Records:
□ □ □

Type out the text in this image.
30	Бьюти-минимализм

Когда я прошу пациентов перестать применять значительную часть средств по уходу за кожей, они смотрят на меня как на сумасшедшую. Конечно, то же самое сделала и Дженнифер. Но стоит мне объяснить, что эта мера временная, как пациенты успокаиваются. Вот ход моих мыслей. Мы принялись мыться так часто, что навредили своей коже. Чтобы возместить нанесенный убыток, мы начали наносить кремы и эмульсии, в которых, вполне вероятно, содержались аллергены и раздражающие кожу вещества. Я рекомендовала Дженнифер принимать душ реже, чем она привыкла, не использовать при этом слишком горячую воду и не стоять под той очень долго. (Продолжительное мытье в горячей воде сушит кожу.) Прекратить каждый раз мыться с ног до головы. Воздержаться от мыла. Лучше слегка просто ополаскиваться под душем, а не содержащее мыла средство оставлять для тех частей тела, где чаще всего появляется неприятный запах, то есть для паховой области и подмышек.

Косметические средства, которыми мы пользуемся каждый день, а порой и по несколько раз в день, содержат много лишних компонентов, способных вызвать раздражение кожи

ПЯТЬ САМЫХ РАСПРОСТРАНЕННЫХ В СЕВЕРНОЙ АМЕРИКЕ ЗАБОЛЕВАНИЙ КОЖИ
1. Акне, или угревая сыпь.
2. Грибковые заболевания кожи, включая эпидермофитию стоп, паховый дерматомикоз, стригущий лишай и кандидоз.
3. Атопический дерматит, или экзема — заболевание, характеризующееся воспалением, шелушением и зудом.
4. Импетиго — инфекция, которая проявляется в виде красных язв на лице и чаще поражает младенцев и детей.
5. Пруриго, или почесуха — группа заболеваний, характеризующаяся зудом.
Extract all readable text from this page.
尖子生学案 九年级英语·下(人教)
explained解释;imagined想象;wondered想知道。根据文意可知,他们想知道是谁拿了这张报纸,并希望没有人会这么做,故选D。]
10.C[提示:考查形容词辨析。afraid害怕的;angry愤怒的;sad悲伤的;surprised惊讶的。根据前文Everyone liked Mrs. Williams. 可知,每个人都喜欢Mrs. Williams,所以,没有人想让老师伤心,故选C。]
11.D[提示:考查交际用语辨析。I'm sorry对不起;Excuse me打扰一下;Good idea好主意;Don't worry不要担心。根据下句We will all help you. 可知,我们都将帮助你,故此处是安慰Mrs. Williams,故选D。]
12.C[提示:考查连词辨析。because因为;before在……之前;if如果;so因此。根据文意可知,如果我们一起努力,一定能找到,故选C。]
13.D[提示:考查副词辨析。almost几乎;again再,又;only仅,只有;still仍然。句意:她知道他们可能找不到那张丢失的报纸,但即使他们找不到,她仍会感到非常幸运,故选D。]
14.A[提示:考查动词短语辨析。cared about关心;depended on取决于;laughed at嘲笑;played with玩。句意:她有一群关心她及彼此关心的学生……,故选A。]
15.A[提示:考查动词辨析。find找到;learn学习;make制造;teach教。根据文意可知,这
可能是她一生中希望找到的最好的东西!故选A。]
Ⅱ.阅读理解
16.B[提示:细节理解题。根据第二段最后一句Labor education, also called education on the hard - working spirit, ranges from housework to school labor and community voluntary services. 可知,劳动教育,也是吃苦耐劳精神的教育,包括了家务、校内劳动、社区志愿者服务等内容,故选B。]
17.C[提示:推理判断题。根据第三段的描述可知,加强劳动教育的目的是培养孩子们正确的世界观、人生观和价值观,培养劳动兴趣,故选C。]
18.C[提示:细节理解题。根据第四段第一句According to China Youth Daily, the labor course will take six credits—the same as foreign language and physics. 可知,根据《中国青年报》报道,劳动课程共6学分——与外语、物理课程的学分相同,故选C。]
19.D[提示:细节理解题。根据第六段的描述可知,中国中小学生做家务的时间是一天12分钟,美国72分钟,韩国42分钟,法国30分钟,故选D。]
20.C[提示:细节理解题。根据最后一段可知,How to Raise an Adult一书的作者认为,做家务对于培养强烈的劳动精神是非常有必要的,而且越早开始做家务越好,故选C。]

□ □ □

Challenge: Go through the material line by line. Show each line that contains the string "根据文意可知".

The result:
explained解释;imagined想象;wondered想知道。根据文意可知,他们想知道是谁拿了这张报纸,并希望没有人会这么做,故选D。]
12.C[提示:考查连词辨析。because因为;before在……之前;if如果;so因此。根据文意可知,如果我们一起努力,一定能找到,故选C。]
15.A[提示:考查动词辨析。find找到;learn学习;make制造;teach教。根据文意可知,这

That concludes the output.